▸ WHAT NEEDS TO BE DONE: Extract each line from the rows below that contains the string "series". Treat uppercase and lowercase letters as distinct.

Collected data entries:
════════════════

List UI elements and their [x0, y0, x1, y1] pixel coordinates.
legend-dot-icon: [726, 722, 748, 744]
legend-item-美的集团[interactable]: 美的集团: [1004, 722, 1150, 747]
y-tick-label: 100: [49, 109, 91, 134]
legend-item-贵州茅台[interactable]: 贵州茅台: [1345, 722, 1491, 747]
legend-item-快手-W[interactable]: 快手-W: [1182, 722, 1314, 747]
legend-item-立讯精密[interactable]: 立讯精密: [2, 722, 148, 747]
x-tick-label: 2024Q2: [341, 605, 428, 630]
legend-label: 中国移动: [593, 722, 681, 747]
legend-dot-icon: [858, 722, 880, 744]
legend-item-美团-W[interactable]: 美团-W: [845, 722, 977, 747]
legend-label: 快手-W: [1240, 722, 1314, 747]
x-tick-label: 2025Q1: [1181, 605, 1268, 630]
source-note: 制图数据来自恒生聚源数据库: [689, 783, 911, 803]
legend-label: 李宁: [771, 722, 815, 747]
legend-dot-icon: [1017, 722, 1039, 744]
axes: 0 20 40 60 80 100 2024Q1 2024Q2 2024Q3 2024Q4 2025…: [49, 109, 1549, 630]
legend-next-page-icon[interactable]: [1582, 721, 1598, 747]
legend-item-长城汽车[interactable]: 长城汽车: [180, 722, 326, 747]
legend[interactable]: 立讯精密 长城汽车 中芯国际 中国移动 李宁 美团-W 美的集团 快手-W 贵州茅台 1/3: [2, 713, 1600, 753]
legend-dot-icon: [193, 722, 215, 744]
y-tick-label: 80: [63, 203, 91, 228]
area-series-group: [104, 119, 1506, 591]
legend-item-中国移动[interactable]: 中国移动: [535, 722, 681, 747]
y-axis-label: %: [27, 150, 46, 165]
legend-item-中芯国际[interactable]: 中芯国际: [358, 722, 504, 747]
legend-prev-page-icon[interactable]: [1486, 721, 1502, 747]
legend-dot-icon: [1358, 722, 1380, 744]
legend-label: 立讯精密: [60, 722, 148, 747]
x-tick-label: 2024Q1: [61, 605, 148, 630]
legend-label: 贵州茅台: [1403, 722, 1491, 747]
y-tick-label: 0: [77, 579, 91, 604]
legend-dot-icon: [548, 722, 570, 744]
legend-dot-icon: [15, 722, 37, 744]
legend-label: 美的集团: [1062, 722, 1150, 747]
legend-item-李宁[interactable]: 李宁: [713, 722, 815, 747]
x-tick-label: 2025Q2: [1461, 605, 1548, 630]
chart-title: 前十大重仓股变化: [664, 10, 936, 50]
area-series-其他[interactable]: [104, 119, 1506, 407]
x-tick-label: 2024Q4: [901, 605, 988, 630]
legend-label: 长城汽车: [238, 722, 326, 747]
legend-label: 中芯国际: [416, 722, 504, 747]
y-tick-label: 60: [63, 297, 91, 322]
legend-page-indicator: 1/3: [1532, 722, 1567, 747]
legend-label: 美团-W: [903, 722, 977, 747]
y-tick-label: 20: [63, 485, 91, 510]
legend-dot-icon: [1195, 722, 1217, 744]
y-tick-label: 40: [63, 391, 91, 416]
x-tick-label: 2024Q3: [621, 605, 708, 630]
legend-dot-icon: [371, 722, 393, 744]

════════════════

▸ CORRECT OUTPUT:
area-series-group: [104, 119, 1506, 591]
area-series-其他[interactable]: [104, 119, 1506, 407]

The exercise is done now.